Passage to read
Document-only sub-paths. Calling these on a non-document file returns 400.

GET/api/v2/files/{file_id}/text

Get the full extracted plain text from a document.

Response

json
{
"document_id": "550e8400-e29b-41d4-a716-446655440000",
"filename": "safety_manual.pdf",
"text": "SAFETY MANUAL\n\nChapter 1: Introduction\n\nThis manual provides...",
"page_count": 45,
"metadata": {"language": "en"}
}
GET/api/v2/files/{file_id}/chunks

Get all chunks (for RAG / search) from a document. Optionally include the embedding vectors.

Request

json
// Query parameters:
?include_embeddings=false // optional, default: false

Response

json
{
"document_id": "550e8400-e29b-41d4-a716-446655440000",
"chunks": [
{
"chunk_id": "chunk_001",
"document_id": "550e8400-e29b-41d4-a716-446655440000",
"document_filename": "safety_manual.pdf",
"chunk_index": 0,
"content": "Safety inspections must be conducted quarterly...",
"page_numbers": [12, 13],
"heading_hierarchy": ["Chapter 3", "Inspections"],
"similarity_score": null,
"metadata": {
"token_count": 256,
"chunk_type": "paragraph",
"embedding_status": "completed"
}
}
],
"total_chunks": 128,
"status_counts": {"completed": 128, "pending": 0, "failed": 0}
}
// status_counts is only included when include_embeddings=true
// similarity_score is null for direct-fetch (only populated in search results)
GET/api/v2/files/{file_id}/digitization

Get the full structural digitization (per-page elements with bounding boxes) for a document.

Response

json
{
"document_id": "550e8400-e29b-41d4-a716-446655440000",
"status": "completed",
"total_pages": 3,
"completed_pages": 3,
"failed_pages": 0,
"pages": [
{
"page_number": 1,
"status": "completed",
"element_count": 5,
"elements": [
{
"type": "heading",
"content": "Safety Manual",
"bounding_box": {"x": 0.15, "y": 0.05, "w": 0.70, "h": 0.04},
"metadata": {"level": 1}
},
{
"type": "paragraph",
"content": "This manual provides comprehensive safety guidelines...",
"bounding_box": {"x": 0.10, "y": 0.12, "w": 0.80, "h": 0.15}
},
{
"type": "table",
"content": "| Category | Frequency |\n|---|---|\n| Fire | Quarterly |",
"bounding_box": {"x": 0.10, "y": 0.30, "w": 0.80, "h": 0.20}
}
],
"error_message": null
}
]
}
// status: pending | processing | completed | failed
// element types: heading, paragraph, table, key_value, list, figure
// bounding_box coordinates are normalized 0-1 relative to page dimensions
GET/api/v2/files/{file_id}/digitization/pages/{page_number}

Get digitization elements for a single page (1-indexed).

Exercise tasks
A. In the API reference, what is the default value of the include_embeddings query parameter?
B. List every element type that the API reference names for document digitization.
C. Extend the API reference beyond its last line with the next part.
The records are not connected to the API reference above.

Given information
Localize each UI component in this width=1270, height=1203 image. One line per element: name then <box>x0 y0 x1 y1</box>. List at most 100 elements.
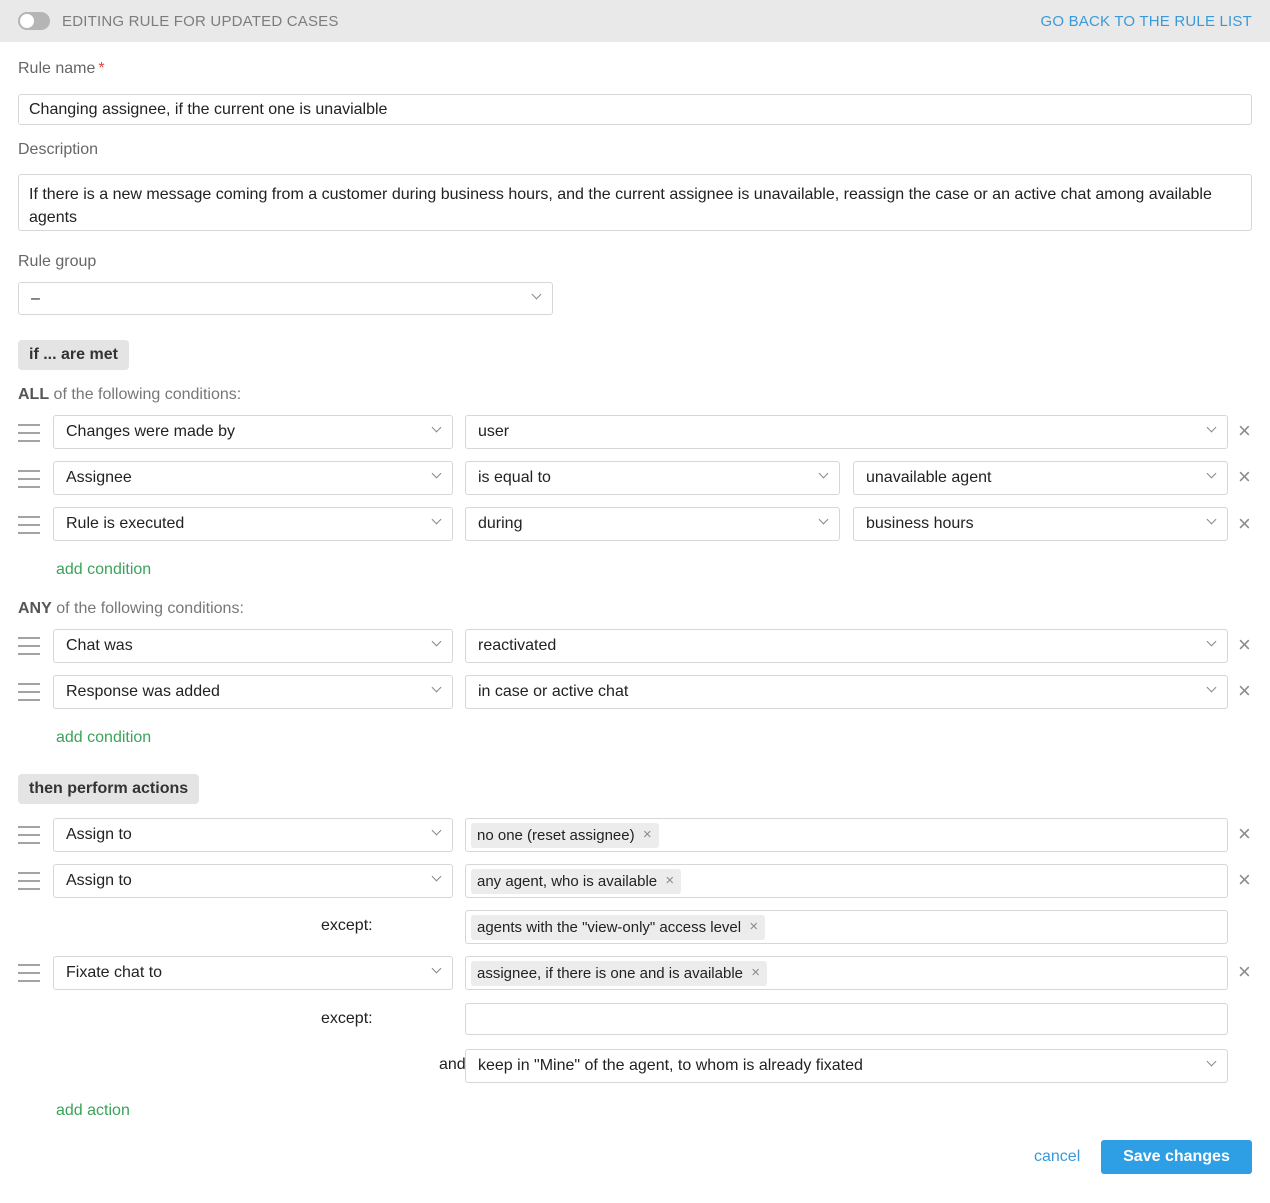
remove-action-icon[interactable]: × <box>1238 961 1251 983</box>
condition-operator-select[interactable]: is equal to <box>465 461 840 495</box>
action-type-select[interactable]: Fixate chat to <box>53 956 453 990</box>
condition-field-value: Response was added <box>66 683 220 700</box>
conditions-section-label: if ... are met <box>18 340 129 370</box>
condition-operator-value: is equal to <box>478 469 551 486</box>
condition-field-value: Rule is executed <box>66 515 185 532</box>
chevron-down-icon <box>531 289 542 300</box>
action-type-select[interactable]: Assign to <box>53 864 453 898</box>
action-type-value: Assign to <box>66 872 132 889</box>
condition-value-value: business hours <box>866 515 974 532</box>
condition-operator-value: during <box>478 515 523 532</box>
add-any-condition-link[interactable]: add condition <box>56 729 151 747</box>
remove-tag-icon[interactable]: × <box>665 872 674 889</box>
condition-operator-value: reactivated <box>478 637 557 654</box>
drag-handle-icon[interactable] <box>18 516 40 534</box>
remove-condition-icon[interactable]: × <box>1238 513 1251 535</box>
condition-field-value: Chat was <box>66 637 133 654</box>
condition-operator-select[interactable]: during <box>465 507 840 541</box>
except-field[interactable] <box>465 1003 1228 1035</box>
save-changes-button[interactable]: Save changes <box>1101 1140 1252 1174</box>
remove-tag-icon[interactable]: × <box>751 964 760 981</box>
remove-condition-icon[interactable]: × <box>1238 420 1251 442</box>
action-target-field[interactable]: any agent, who is available × <box>465 864 1228 898</box>
drag-handle-icon[interactable] <box>18 637 40 655</box>
condition-value-select[interactable]: unavailable agent <box>853 461 1228 495</box>
condition-operator-select[interactable]: reactivated <box>465 629 1228 663</box>
rule-group-label: Rule group <box>18 253 97 270</box>
condition-field-value: Assignee <box>66 469 132 486</box>
action-target-field[interactable]: assignee, if there is one and is availab… <box>465 956 1228 990</box>
chevron-down-icon <box>431 963 442 974</box>
cancel-button[interactable]: cancel <box>1034 1148 1080 1166</box>
remove-tag-icon[interactable]: × <box>749 918 758 935</box>
condition-field-select[interactable]: Rule is executed <box>53 507 453 541</box>
action-target-field[interactable]: no one (reset assignee) × <box>465 818 1228 852</box>
selected-tag: any agent, who is available × <box>471 869 682 894</box>
description-label: Description <box>18 141 99 158</box>
chevron-down-icon <box>1206 422 1217 433</box>
except-label: except: <box>321 1010 373 1027</box>
chevron-down-icon <box>431 636 442 647</box>
drag-handle-icon[interactable] <box>18 826 40 844</box>
remove-condition-icon[interactable]: × <box>1238 634 1251 656</box>
except-field[interactable]: agents with the "view-only" access level… <box>465 910 1228 944</box>
rule-group-select[interactable]: – <box>18 282 553 315</box>
rule-name-value: Changing assignee, if the current one is… <box>29 101 388 118</box>
and-option-select[interactable]: keep in "Mine" of the agent, to whom is … <box>465 1049 1228 1083</box>
description-textarea[interactable]: If there is a new message coming from a … <box>18 174 1252 231</box>
condition-operator-value: user <box>478 423 510 440</box>
selected-tag: assignee, if there is one and is availab… <box>471 961 768 986</box>
top-bar: EDITING RULE FOR UPDATED CASES GO BACK T… <box>0 0 1270 42</box>
selected-tag: no one (reset assignee) × <box>471 823 659 848</box>
rule-group-value: – <box>31 290 40 307</box>
condition-field-select[interactable]: Chat was <box>53 629 453 663</box>
condition-field-select[interactable]: Assignee <box>53 461 453 495</box>
condition-value-select[interactable]: business hours <box>853 507 1228 541</box>
rule-name-input[interactable]: Changing assignee, if the current one is… <box>18 94 1252 125</box>
and-option-value: keep in "Mine" of the agent, to whom is … <box>478 1057 863 1074</box>
and-label: and <box>439 1056 466 1073</box>
condition-operator-select[interactable]: user <box>465 415 1228 449</box>
drag-handle-icon[interactable] <box>18 964 40 982</box>
toggle-knob <box>20 14 34 28</box>
remove-tag-icon[interactable]: × <box>643 826 652 843</box>
page-title: EDITING RULE FOR UPDATED CASES <box>62 13 339 30</box>
rule-name-label: Rule name * <box>18 60 105 77</box>
condition-operator-select[interactable]: in case or active chat <box>465 675 1228 709</box>
except-label: except: <box>321 917 373 934</box>
drag-handle-icon[interactable] <box>18 683 40 701</box>
chevron-down-icon <box>1206 1056 1217 1067</box>
any-conditions-heading: ANY of the following conditions: <box>18 600 244 617</box>
rule-toggle[interactable] <box>18 12 50 30</box>
chevron-down-icon <box>431 422 442 433</box>
chevron-down-icon <box>818 514 829 525</box>
condition-value-value: unavailable agent <box>866 469 992 486</box>
back-to-rule-list-link[interactable]: GO BACK TO THE RULE LIST <box>1040 13 1252 30</box>
add-all-condition-link[interactable]: add condition <box>56 561 151 579</box>
actions-section-label: then perform actions <box>18 774 200 804</box>
chevron-down-icon <box>1206 514 1217 525</box>
required-mark: * <box>98 60 105 77</box>
drag-handle-icon[interactable] <box>18 872 40 890</box>
condition-field-select[interactable]: Response was added <box>53 675 453 709</box>
add-action-link[interactable]: add action <box>56 1102 130 1120</box>
chevron-down-icon <box>1206 468 1217 479</box>
remove-condition-icon[interactable]: × <box>1238 466 1251 488</box>
remove-action-icon[interactable]: × <box>1238 869 1251 891</box>
condition-field-select[interactable]: Changes were made by <box>53 415 453 449</box>
chevron-down-icon <box>431 682 442 693</box>
drag-handle-icon[interactable] <box>18 470 40 488</box>
chevron-down-icon <box>1206 682 1217 693</box>
all-conditions-heading: ALL of the following conditions: <box>18 386 242 403</box>
condition-field-value: Changes were made by <box>66 423 235 440</box>
action-type-value: Assign to <box>66 826 132 843</box>
description-value: If there is a new message coming from a … <box>29 186 1212 226</box>
drag-handle-icon[interactable] <box>18 424 40 442</box>
remove-condition-icon[interactable]: × <box>1238 680 1251 702</box>
condition-operator-value: in case or active chat <box>478 683 629 700</box>
chevron-down-icon <box>431 514 442 525</box>
chevron-down-icon <box>818 468 829 479</box>
action-type-select[interactable]: Assign to <box>53 818 453 852</box>
remove-action-icon[interactable]: × <box>1238 823 1251 845</box>
chevron-down-icon <box>431 468 442 479</box>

Final answers
A. false

B. heading, paragraph, table, key_value, list, figure

C.
Response

json
{
"page_number": 2,
"status": "completed",
"element_count": 3,
"elements": [
{
"type": "heading",
"content": "Chapter 2: Fire Safety",
"bounding_box": {"x": 0.10, "y": 0.05, "w": 0.60, "h": 0.04},
"metadata": {"level": 2}
}
],
"error_message": null
}
// 404 Not Found if no digitization exists for the requested page
GET/api/v2/files/{file_id}/digitization/status

Lightweight status check for digitization progress (no element data).

Response

json
{
"document_id": "550e8400-e29b-41d4-a716-446655440000",
"status": "processing",
"total_pages": 5,
"page_statuses": {
"1": "completed",
"2": "completed",
"3": "processing",
"4": "pending",
"5": "pending"
}
}
GET/api/v2/files/{file_id}/processing-status

Cross-media processing status (works for image, document, and video). Includes per-component subprocess statuses.

Response

json
{
"document_id": "550e8400-e29b-41d4-a716-446655440000",
"filename": "safety_manual.pdf",
"document_type": "pdf",
"text_extraction_status": "completed",
"page_count": 45,
"chunk_count": 128,
"created_at": "2026-01-15T10:30:00Z",
"processing_started_at": "2026-01-15T10:30:05Z",
"completed_at": "2026-01-15T10:32:00Z",
"error_message": null
}

Semantic Search & Analyze

AI-Powered Search

Search uses semantic similarity to find content by meaning, not just keywords — "damaged equipment" matches "broken machinery" even without exact words.

POST/api/v2/files/search

Semantic search over document chunks. Scope to specific documents via document_ids; omit to search all.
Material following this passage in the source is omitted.